▸ Directive: Using the entries that follow, state how many lines contain the word "Output". The response is that number and nothing more.
▼
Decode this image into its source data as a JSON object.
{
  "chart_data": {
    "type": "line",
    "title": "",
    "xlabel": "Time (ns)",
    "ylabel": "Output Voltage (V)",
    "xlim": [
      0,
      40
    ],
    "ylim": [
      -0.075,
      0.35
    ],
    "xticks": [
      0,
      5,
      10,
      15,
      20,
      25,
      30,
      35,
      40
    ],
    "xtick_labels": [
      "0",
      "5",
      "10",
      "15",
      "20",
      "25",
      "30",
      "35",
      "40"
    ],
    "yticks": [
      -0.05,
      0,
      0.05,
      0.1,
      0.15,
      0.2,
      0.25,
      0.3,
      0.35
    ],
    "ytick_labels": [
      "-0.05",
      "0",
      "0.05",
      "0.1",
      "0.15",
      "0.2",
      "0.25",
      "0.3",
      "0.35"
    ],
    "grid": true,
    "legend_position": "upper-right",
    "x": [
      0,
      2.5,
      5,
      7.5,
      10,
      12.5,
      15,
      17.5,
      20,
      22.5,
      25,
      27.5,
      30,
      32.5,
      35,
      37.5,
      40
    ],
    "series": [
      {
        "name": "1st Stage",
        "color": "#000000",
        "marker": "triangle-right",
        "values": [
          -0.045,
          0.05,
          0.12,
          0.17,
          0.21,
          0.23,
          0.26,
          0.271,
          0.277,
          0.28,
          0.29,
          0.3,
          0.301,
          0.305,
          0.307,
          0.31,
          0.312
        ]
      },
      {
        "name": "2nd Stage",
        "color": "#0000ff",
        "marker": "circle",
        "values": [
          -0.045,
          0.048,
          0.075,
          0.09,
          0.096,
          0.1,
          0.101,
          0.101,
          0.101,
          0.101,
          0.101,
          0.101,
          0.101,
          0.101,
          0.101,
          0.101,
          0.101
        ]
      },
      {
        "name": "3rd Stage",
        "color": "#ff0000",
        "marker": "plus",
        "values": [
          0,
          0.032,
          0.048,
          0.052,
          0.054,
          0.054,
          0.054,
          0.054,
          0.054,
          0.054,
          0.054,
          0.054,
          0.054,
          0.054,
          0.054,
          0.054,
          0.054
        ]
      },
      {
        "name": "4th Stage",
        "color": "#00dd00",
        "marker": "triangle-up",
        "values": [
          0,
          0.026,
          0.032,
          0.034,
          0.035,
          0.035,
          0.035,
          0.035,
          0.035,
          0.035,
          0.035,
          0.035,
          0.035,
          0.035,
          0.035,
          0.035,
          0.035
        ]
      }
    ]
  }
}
▲
▼
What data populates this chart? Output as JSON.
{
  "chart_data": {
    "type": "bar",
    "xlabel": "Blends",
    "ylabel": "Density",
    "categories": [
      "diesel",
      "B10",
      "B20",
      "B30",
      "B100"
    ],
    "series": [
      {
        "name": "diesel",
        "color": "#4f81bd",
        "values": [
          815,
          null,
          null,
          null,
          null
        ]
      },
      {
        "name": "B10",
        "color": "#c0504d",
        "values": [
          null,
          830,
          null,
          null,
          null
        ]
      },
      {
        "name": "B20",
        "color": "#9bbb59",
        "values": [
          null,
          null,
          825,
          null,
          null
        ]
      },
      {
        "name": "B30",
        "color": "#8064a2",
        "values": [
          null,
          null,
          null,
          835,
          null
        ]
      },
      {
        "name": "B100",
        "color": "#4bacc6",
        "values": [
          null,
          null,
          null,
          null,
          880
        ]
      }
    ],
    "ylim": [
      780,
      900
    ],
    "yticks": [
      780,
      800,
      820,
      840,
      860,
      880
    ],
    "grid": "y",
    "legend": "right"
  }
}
▲
▸ Solution for this problem: 2